--- PROVIDED RECORDS ---

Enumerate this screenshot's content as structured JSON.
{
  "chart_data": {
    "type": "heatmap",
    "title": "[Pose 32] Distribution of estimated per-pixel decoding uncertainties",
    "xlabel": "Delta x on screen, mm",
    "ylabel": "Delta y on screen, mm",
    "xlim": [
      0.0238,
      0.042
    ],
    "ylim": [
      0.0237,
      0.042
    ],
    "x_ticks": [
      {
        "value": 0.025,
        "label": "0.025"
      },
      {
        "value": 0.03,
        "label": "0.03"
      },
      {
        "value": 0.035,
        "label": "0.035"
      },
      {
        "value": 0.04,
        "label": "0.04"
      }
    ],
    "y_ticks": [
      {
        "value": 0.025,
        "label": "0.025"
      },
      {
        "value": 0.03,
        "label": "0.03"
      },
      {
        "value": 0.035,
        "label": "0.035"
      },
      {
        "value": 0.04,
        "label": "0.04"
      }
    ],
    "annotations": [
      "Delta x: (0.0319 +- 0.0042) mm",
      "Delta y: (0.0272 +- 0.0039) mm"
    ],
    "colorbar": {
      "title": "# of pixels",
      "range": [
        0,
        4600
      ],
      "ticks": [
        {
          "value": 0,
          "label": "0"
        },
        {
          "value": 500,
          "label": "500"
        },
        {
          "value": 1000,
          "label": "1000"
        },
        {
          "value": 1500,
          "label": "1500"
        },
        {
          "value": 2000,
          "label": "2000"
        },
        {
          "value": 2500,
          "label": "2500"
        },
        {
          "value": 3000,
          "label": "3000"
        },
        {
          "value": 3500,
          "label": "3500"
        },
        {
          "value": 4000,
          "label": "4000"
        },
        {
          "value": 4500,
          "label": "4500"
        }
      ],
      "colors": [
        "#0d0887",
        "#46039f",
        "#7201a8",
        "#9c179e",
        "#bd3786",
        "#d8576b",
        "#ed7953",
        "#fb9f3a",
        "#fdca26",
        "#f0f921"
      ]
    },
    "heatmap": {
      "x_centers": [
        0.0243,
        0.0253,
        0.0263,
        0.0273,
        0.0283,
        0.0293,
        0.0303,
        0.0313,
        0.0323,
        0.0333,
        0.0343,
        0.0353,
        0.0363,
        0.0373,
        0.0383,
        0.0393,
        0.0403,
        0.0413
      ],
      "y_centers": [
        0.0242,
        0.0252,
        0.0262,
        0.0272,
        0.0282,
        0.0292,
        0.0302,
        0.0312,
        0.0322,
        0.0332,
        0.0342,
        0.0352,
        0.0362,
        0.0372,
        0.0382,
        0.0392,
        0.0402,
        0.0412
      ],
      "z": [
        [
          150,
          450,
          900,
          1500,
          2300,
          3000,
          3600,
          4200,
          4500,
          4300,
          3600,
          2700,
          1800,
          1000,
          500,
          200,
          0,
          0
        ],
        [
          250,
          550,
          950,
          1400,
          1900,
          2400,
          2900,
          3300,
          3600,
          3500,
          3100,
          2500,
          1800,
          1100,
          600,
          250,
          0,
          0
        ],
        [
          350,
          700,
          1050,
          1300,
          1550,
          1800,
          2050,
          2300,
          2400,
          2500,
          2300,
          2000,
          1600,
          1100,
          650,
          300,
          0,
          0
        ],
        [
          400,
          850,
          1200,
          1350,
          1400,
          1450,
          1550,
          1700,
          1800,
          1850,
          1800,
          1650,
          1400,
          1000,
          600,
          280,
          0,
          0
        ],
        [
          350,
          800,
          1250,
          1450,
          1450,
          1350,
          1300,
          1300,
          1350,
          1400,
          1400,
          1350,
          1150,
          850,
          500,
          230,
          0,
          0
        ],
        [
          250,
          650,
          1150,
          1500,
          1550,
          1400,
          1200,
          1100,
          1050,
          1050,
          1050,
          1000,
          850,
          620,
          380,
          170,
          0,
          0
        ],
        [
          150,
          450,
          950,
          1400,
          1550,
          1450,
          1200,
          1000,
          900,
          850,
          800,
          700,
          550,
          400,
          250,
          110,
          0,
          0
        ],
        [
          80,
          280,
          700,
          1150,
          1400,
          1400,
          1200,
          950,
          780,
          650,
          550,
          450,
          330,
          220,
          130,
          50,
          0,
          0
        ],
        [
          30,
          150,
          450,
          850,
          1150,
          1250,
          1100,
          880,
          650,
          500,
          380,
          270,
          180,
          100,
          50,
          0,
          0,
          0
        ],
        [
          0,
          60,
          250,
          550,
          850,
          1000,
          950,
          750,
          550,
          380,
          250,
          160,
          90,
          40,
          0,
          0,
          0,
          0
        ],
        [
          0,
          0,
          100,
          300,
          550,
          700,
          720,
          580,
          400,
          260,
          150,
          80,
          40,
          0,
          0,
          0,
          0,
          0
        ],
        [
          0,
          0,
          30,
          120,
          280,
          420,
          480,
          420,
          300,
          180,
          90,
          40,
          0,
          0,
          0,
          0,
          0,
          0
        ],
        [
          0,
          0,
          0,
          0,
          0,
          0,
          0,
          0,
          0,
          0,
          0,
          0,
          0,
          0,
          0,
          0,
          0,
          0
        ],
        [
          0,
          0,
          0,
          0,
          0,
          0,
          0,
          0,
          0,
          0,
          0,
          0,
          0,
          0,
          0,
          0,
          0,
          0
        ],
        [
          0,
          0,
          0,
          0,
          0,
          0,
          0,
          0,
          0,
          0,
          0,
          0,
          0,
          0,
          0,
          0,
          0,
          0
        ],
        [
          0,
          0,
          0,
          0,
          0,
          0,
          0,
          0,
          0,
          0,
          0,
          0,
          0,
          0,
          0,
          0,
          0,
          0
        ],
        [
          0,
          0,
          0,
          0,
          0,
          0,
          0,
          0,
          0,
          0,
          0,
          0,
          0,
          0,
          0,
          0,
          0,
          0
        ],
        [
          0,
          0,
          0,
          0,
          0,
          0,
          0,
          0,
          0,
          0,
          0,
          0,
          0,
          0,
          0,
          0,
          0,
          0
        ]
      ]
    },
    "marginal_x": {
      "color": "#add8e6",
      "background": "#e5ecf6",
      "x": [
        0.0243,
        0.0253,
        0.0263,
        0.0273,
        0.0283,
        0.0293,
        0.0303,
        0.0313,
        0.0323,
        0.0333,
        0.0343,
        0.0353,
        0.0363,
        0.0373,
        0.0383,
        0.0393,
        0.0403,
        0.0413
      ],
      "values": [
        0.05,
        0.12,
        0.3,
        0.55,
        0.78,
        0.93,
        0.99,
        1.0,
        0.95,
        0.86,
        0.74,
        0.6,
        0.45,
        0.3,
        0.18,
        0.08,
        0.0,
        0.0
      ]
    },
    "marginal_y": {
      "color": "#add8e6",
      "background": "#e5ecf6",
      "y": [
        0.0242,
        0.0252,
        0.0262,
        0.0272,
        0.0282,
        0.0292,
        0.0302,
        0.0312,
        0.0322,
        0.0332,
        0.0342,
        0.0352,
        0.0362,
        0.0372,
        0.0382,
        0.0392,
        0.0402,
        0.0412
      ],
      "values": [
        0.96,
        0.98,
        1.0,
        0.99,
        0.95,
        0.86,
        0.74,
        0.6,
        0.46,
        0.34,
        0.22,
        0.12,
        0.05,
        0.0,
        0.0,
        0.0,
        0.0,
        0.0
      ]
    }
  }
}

---

== WHAT YOU WILL DO ==
Your task is to output the full set of records exactly as presented.

== EXERCISE RESPONSE ==
Enumerate this screenshot's content as structured JSON.
{
  "chart_data": {
    "type": "heatmap",
    "title": "[Pose 32] Distribution of estimated per-pixel decoding uncertainties",
    "xlabel": "Delta x on screen, mm",
    "ylabel": "Delta y on screen, mm",
    "xlim": [
      0.0238,
      0.042
    ],
    "ylim": [
      0.0237,
      0.042
    ],
    "x_ticks": [
      {
        "value": 0.025,
        "label": "0.025"
      },
      {
        "value": 0.03,
        "label": "0.03"
      },
      {
        "value": 0.035,
        "label": "0.035"
      },
      {
        "value": 0.04,
        "label": "0.04"
      }
    ],
    "y_ticks": [
      {
        "value": 0.025,
        "label": "0.025"
      },
      {
        "value": 0.03,
        "label": "0.03"
      },
      {
        "value": 0.035,
        "label": "0.035"
      },
      {
        "value": 0.04,
        "label": "0.04"
      }
    ],
    "annotations": [
      "Delta x: (0.0319 +- 0.0042) mm",
      "Delta y: (0.0272 +- 0.0039) mm"
    ],
    "colorbar": {
      "title": "# of pixels",
      "range": [
        0,
        4600
      ],
      "ticks": [
        {
          "value": 0,
          "label": "0"
        },
        {
          "value": 500,
          "label": "500"
        },
        {
          "value": 1000,
          "label": "1000"
        },
        {
          "value": 1500,
          "label": "1500"
        },
        {
          "value": 2000,
          "label": "2000"
        },
        {
          "value": 2500,
          "label": "2500"
        },
        {
          "value": 3000,
          "label": "3000"
        },
        {
          "value": 3500,
          "label": "3500"
        },
        {
          "value": 4000,
          "label": "4000"
        },
        {
          "value": 4500,
          "label": "4500"
        }
      ],
      "colors": [
        "#0d0887",
        "#46039f",
        "#7201a8",
        "#9c179e",
        "#bd3786",
        "#d8576b",
        "#ed7953",
        "#fb9f3a",
        "#fdca26",
        "#f0f921"
      ]
    },
    "heatmap": {
      "x_centers": [
        0.0243,
        0.0253,
        0.0263,
        0.0273,
        0.0283,
        0.0293,
        0.0303,
        0.0313,
        0.0323,
        0.0333,
        0.0343,
        0.0353,
        0.0363,
        0.0373,
        0.0383,
        0.0393,
        0.0403,
        0.0413
      ],
      "y_centers": [
        0.0242,
        0.0252,
        0.0262,
        0.0272,
        0.0282,
        0.0292,
        0.0302,
        0.0312,
        0.0322,
        0.0332,
        0.0342,
        0.0352,
        0.0362,
        0.0372,
        0.0382,
        0.0392,
        0.0402,
        0.0412
      ],
      "z": [
        [
          150,
          450,
          900,
          1500,
          2300,
          3000,
          3600,
          4200,
          4500,
          4300,
          3600,
          2700,
          1800,
          1000,
          500,
          200,
          0,
          0
        ],
        [
          250,
          550,
          950,
          1400,
          1900,
          2400,
          2900,
          3300,
          3600,
          3500,
          3100,
          2500,
          1800,
          1100,
          600,
          250,
          0,
          0
        ],
        [
          350,
          700,
          1050,
          1300,
          1550,
          1800,
          2050,
          2300,
          2400,
          2500,
          2300,
          2000,
          1600,
          1100,
          650,
          300,
          0,
          0
        ],
        [
          400,
          850,
          1200,
          1350,
          1400,
          1450,
          1550,
          1700,
          1800,
          1850,
          1800,
          1650,
          1400,
          1000,
          600,
          280,
          0,
          0
        ],
        [
          350,
          800,
          1250,
          1450,
          1450,
          1350,
          1300,
          1300,
          1350,
          1400,
          1400,
          1350,
          1150,
          850,
          500,
          230,
          0,
          0
        ],
        [
          250,
          650,
          1150,
          1500,
          1550,
          1400,
          1200,
          1100,
          1050,
          1050,
          1050,
          1000,
          850,
          620,
          380,
          170,
          0,
          0
        ],
        [
          150,
          450,
          950,
          1400,
          1550,
          1450,
          1200,
          1000,
          900,
          850,
          800,
          700,
          550,
          400,
          250,
          110,
          0,
          0
        ],
        [
          80,
          280,
          700,
          1150,
          1400,
          1400,
          1200,
          950,
          780,
          650,
          550,
          450,
          330,
          220,
          130,
          50,
          0,
          0
        ],
        [
          30,
          150,
          450,
          850,
          1150,
          1250,
          1100,
          880,
          650,
          500,
          380,
          270,
          180,
          100,
          50,
          0,
          0,
          0
        ],
        [
          0,
          60,
          250,
          550,
          850,
          1000,
          950,
          750,
          550,
          380,
          250,
          160,
          90,
          40,
          0,
          0,
          0,
          0
        ],
        [
          0,
          0,
          100,
          300,
          550,
          700,
          720,
          580,
          400,
          260,
          150,
          80,
          40,
          0,
          0,
          0,
          0,
          0
        ],
        [
          0,
          0,
          30,
          120,
          280,
          420,
          480,
          420,
          300,
          180,
          90,
          40,
          0,
          0,
          0,
          0,
          0,
          0
        ],
        [
          0,
          0,
          0,
          0,
          0,
          0,
          0,
          0,
          0,
          0,
          0,
          0,
          0,
          0,
          0,
          0,
          0,
          0
        ],
        [
          0,
          0,
          0,
          0,
          0,
          0,
          0,
          0,
          0,
          0,
          0,
          0,
          0,
          0,
          0,
          0,
          0,
          0
        ],
        [
          0,
          0,
          0,
          0,
          0,
          0,
          0,
          0,
          0,
          0,
          0,
          0,
          0,
          0,
          0,
          0,
          0,
          0
        ],
        [
          0,
          0,
          0,
          0,
          0,
          0,
          0,
          0,
          0,
          0,
          0,
          0,
          0,
          0,
          0,
          0,
          0,
          0
        ],
        [
          0,
          0,
          0,
          0,
          0,
          0,
          0,
          0,
          0,
          0,
          0,
          0,
          0,
          0,
          0,
          0,
          0,
          0
        ],
        [
          0,
          0,
          0,
          0,
          0,
          0,
          0,
          0,
          0,
          0,
          0,
          0,
          0,
          0,
          0,
          0,
          0,
          0
        ]
      ]
    },
    "marginal_x": {
      "color": "#add8e6",
      "background": "#e5ecf6",
      "x": [
        0.0243,
        0.0253,
        0.0263,
        0.0273,
        0.0283,
        0.0293,
        0.0303,
        0.0313,
        0.0323,
        0.0333,
        0.0343,
        0.0353,
        0.0363,
        0.0373,
        0.0383,
        0.0393,
        0.0403,
        0.0413
      ],
      "values": [
        0.05,
        0.12,
        0.3,
        0.55,
        0.78,
        0.93,
        0.99,
        1.0,
        0.95,
        0.86,
        0.74,
        0.6,
        0.45,
        0.3,
        0.18,
        0.08,
        0.0,
        0.0
      ]
    },
    "marginal_y": {
      "color": "#add8e6",
      "background": "#e5ecf6",
      "y": [
        0.0242,
        0.0252,
        0.0262,
        0.0272,
        0.0282,
        0.0292,
        0.0302,
        0.0312,
        0.0322,
        0.0332,
        0.0342,
        0.0352,
        0.0362,
        0.0372,
        0.0382,
        0.0392,
        0.0402,
        0.0412
      ],
      "values": [
        0.96,
        0.98,
        1.0,
        0.99,
        0.95,
        0.86,
        0.74,
        0.6,
        0.46,
        0.34,
        0.22,
        0.12,
        0.05,
        0.0,
        0.0,
        0.0,
        0.0,
        0.0
      ]
    }
  }
}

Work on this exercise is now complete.